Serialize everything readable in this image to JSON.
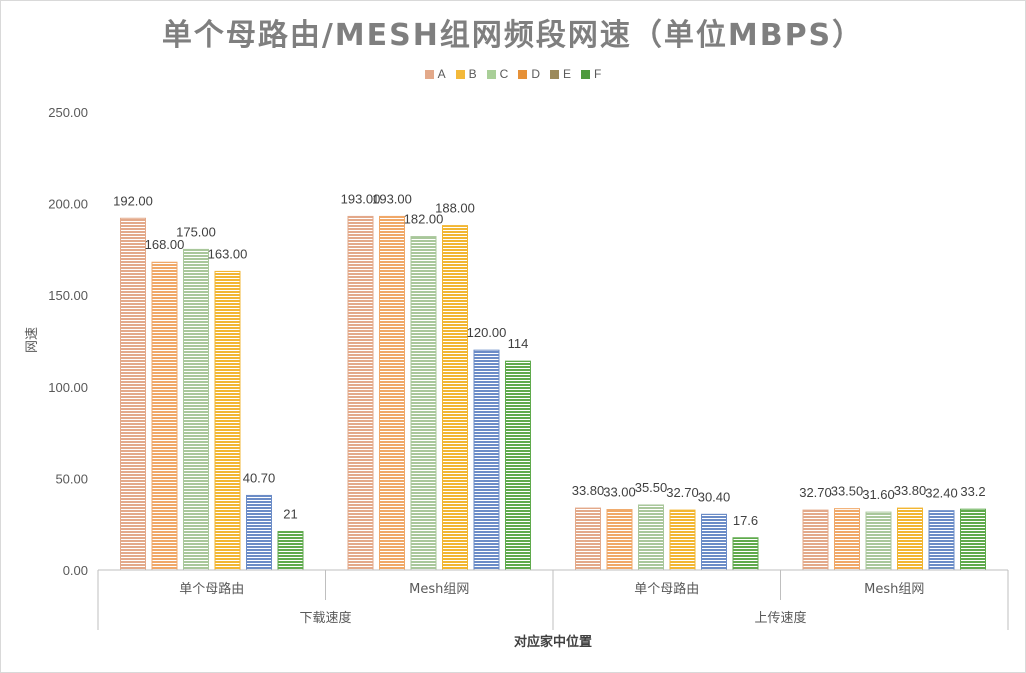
{
  "chart_data": {
    "type": "bar",
    "title": "单个母路由/MESH组网频段网速（单位MBPS）",
    "xlabel": "对应家中位置",
    "ylabel": "网速",
    "ylim": [
      0,
      250
    ],
    "yticks": [
      "0.00",
      "50.00",
      "100.00",
      "150.00",
      "200.00",
      "250.00"
    ],
    "grid": false,
    "legend_position": "top",
    "groups": [
      "下载速度",
      "上传速度"
    ],
    "categories": [
      "单个母路由",
      "Mesh组网",
      "单个母路由",
      "Mesh组网"
    ],
    "category_group": [
      0,
      0,
      1,
      1
    ],
    "series": [
      {
        "name": "A",
        "color": "#e3a98a",
        "values": [
          192,
          193,
          33.8,
          32.7
        ],
        "labels": [
          "192.00",
          "193.00",
          "33.80",
          "32.70"
        ]
      },
      {
        "name": "B",
        "color": "#f0a868",
        "values": [
          168,
          193,
          33.0,
          33.5
        ],
        "labels": [
          "168.00",
          "193.00",
          "33.00",
          "33.50"
        ]
      },
      {
        "name": "C",
        "color": "#a9c79b",
        "values": [
          175,
          182,
          35.5,
          31.6
        ],
        "labels": [
          "175.00",
          "182.00",
          "35.50",
          "31.60"
        ]
      },
      {
        "name": "D",
        "color": "#f2b632",
        "values": [
          163,
          188,
          32.7,
          33.8
        ],
        "labels": [
          "163.00",
          "188.00",
          "32.70",
          "33.80"
        ]
      },
      {
        "name": "E",
        "color": "#6b8cc7",
        "values": [
          40.7,
          120,
          30.4,
          32.4
        ],
        "labels": [
          "40.70",
          "120.00",
          "30.40",
          "32.40"
        ]
      },
      {
        "name": "F",
        "color": "#5faa4c",
        "values": [
          21,
          114,
          17.6,
          33.2
        ],
        "labels": [
          "21",
          "114",
          "17.6",
          "33.2"
        ]
      }
    ]
  },
  "legend_colors": {
    "A": "#e3a98a",
    "B": "#f3b93a",
    "C": "#a9cf98",
    "D": "#e69138",
    "E": "#9c8a5a",
    "F": "#4e9a3e"
  }
}
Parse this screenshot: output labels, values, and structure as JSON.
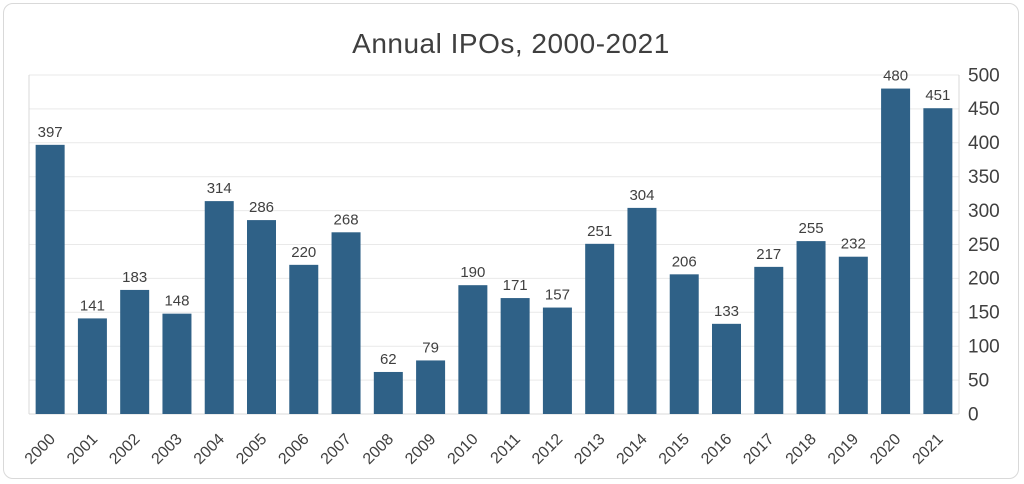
{
  "chart_data": {
    "type": "bar",
    "title": "Annual IPOs, 2000-2021",
    "categories": [
      "2000",
      "2001",
      "2002",
      "2003",
      "2004",
      "2005",
      "2006",
      "2007",
      "2008",
      "2009",
      "2010",
      "2011",
      "2012",
      "2013",
      "2014",
      "2015",
      "2016",
      "2017",
      "2018",
      "2019",
      "2020",
      "2021"
    ],
    "values": [
      397,
      141,
      183,
      148,
      314,
      286,
      220,
      268,
      62,
      79,
      190,
      171,
      157,
      251,
      304,
      206,
      133,
      217,
      255,
      232,
      480,
      451
    ],
    "xlabel": "",
    "ylabel": "",
    "ylim": [
      0,
      500
    ],
    "ytick_step": 50,
    "yticks": [
      0,
      50,
      100,
      150,
      200,
      250,
      300,
      350,
      400,
      450,
      500
    ],
    "yaxis_side": "right",
    "grid": true,
    "data_labels": true,
    "legend": "none",
    "colors": {
      "bar": "#2F6187",
      "gridline": "#E9E9E9",
      "axis_line": "#D9D9D9",
      "text": "#404040",
      "title_text": "#3F3F3F"
    }
  }
}
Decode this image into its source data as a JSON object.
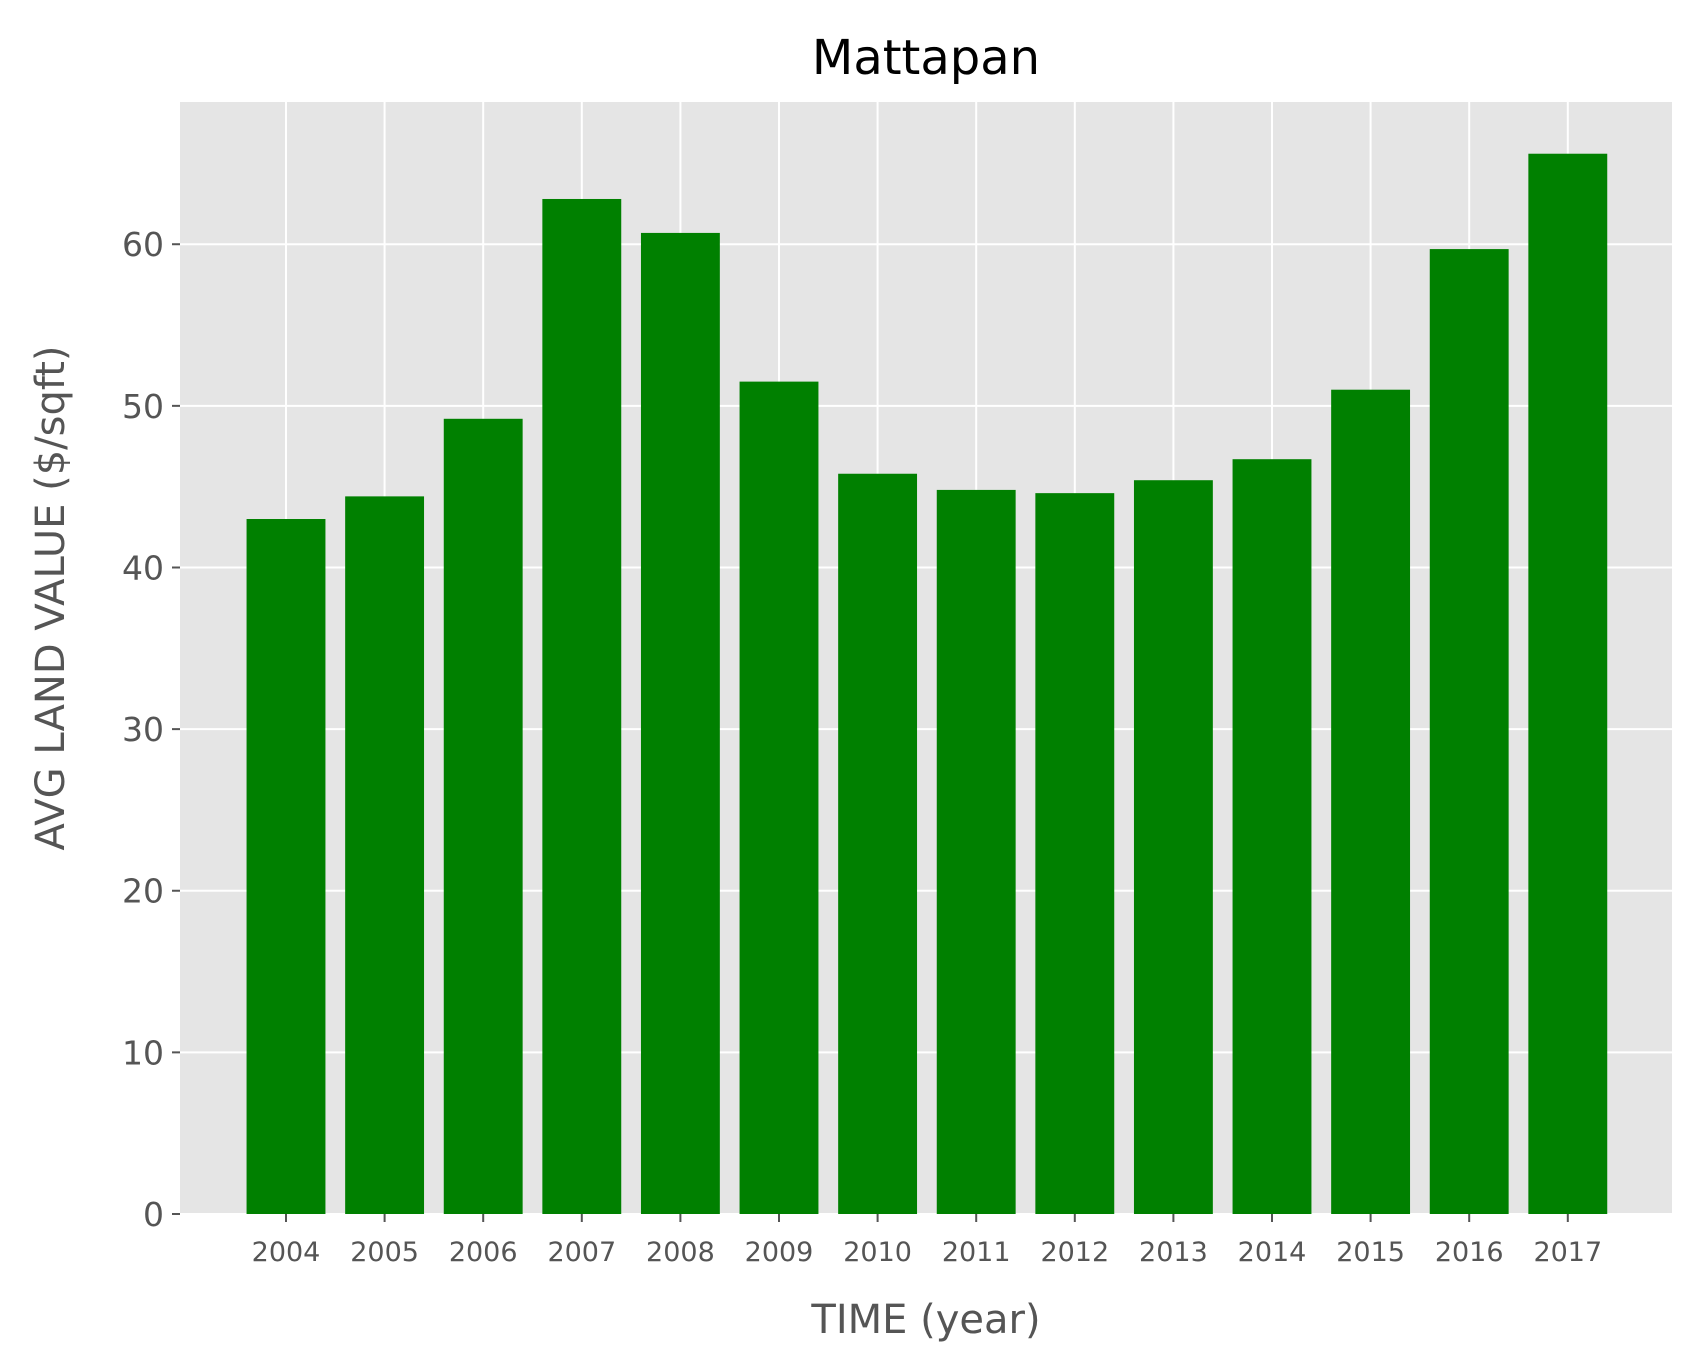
{
  "chart_data": {
    "type": "bar",
    "title": "Mattapan",
    "xlabel": "TIME (year)",
    "ylabel": "AVG LAND VALUE ($/sqft)",
    "categories": [
      "2004",
      "2005",
      "2006",
      "2007",
      "2008",
      "2009",
      "2010",
      "2011",
      "2012",
      "2013",
      "2014",
      "2015",
      "2016",
      "2017"
    ],
    "values": [
      43.0,
      44.4,
      49.2,
      62.8,
      60.7,
      51.5,
      45.8,
      44.8,
      44.6,
      45.4,
      46.7,
      51.0,
      59.7,
      65.6
    ],
    "ylim": [
      0,
      68.8
    ],
    "yticks": [
      0,
      10,
      20,
      30,
      40,
      50,
      60
    ],
    "grid": true,
    "colors": {
      "bar": "#008000",
      "plot_background": "#e5e5e5",
      "grid": "#ffffff"
    }
  }
}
____________
- _GOAL_
Please set down each line of the data above exactly as written, without the pictures.

- _FULL ANSWER_
Serialize everything readable in this image to JSON.
{
  "chart_data": {
    "type": "bar",
    "title": "单个母路由/MESH组网频段网速（单位MBPS）",
    "xlabel": "对应家中位置",
    "ylabel": "网速",
    "ylim": [
      0,
      250
    ],
    "yticks": [
      "0.00",
      "50.00",
      "100.00",
      "150.00",
      "200.00",
      "250.00"
    ],
    "grid": false,
    "legend_position": "top",
    "groups": [
      "下载速度",
      "上传速度"
    ],
    "categories": [
      "单个母路由",
      "Mesh组网",
      "单个母路由",
      "Mesh组网"
    ],
    "category_group": [
      0,
      0,
      1,
      1
    ],
    "series": [
      {
        "name": "A",
        "color": "#e3a98a",
        "values": [
          192,
          193,
          33.8,
          32.7
        ],
        "labels": [
          "192.00",
          "193.00",
          "33.80",
          "32.70"
        ]
      },
      {
        "name": "B",
        "color": "#f0a868",
        "values": [
          168,
          193,
          33.0,
          33.5
        ],
        "labels": [
          "168.00",
          "193.00",
          "33.00",
          "33.50"
        ]
      },
      {
        "name": "C",
        "color": "#a9c79b",
        "values": [
          175,
          182,
          35.5,
          31.6
        ],
        "labels": [
          "175.00",
          "182.00",
          "35.50",
          "31.60"
        ]
      },
      {
        "name": "D",
        "color": "#f2b632",
        "values": [
          163,
          188,
          32.7,
          33.8
        ],
        "labels": [
          "163.00",
          "188.00",
          "32.70",
          "33.80"
        ]
      },
      {
        "name": "E",
        "color": "#6b8cc7",
        "values": [
          40.7,
          120,
          30.4,
          32.4
        ],
        "labels": [
          "40.70",
          "120.00",
          "30.40",
          "32.40"
        ]
      },
      {
        "name": "F",
        "color": "#5faa4c",
        "values": [
          21,
          114,
          17.6,
          33.2
        ],
        "labels": [
          "21",
          "114",
          "17.6",
          "33.2"
        ]
      }
    ]
  },
  "legend_colors": {
    "A": "#e3a98a",
    "B": "#f3b93a",
    "C": "#a9cf98",
    "D": "#e69138",
    "E": "#9c8a5a",
    "F": "#4e9a3e"
  }
}
Parse this screenshot: output labels, values, and structure as JSON.
{
  "chart_data": {
    "type": "bar",
    "title": "Annual IPOs, 2000-2021",
    "categories": [
      "2000",
      "2001",
      "2002",
      "2003",
      "2004",
      "2005",
      "2006",
      "2007",
      "2008",
      "2009",
      "2010",
      "2011",
      "2012",
      "2013",
      "2014",
      "2015",
      "2016",
      "2017",
      "2018",
      "2019",
      "2020",
      "2021"
    ],
    "values": [
      397,
      141,
      183,
      148,
      314,
      286,
      220,
      268,
      62,
      79,
      190,
      171,
      157,
      251,
      304,
      206,
      133,
      217,
      255,
      232,
      480,
      451
    ],
    "xlabel": "",
    "ylabel": "",
    "ylim": [
      0,
      500
    ],
    "ytick_step": 50,
    "yticks": [
      0,
      50,
      100,
      150,
      200,
      250,
      300,
      350,
      400,
      450,
      500
    ],
    "yaxis_side": "right",
    "grid": true,
    "data_labels": true,
    "legend": "none",
    "colors": {
      "bar": "#2F6187",
      "gridline": "#E9E9E9",
      "axis_line": "#D9D9D9",
      "text": "#404040",
      "title_text": "#3F3F3F"
    }
  }
}
Decode this image into its source data as a JSON object.
{
  "chart_data": {
    "type": "bar",
    "title": "Mattapan",
    "xlabel": "TIME (year)",
    "ylabel": "AVG LAND VALUE ($/sqft)",
    "categories": [
      "2004",
      "2005",
      "2006",
      "2007",
      "2008",
      "2009",
      "2010",
      "2011",
      "2012",
      "2013",
      "2014",
      "2015",
      "2016",
      "2017"
    ],
    "values": [
      43.0,
      44.4,
      49.2,
      62.8,
      60.7,
      51.5,
      45.8,
      44.8,
      44.6,
      45.4,
      46.7,
      51.0,
      59.7,
      65.6
    ],
    "ylim": [
      0,
      68.8
    ],
    "yticks": [
      0,
      10,
      20,
      30,
      40,
      50,
      60
    ],
    "grid": true,
    "colors": {
      "bar": "#008000",
      "plot_background": "#e5e5e5",
      "grid": "#ffffff"
    }
  }
}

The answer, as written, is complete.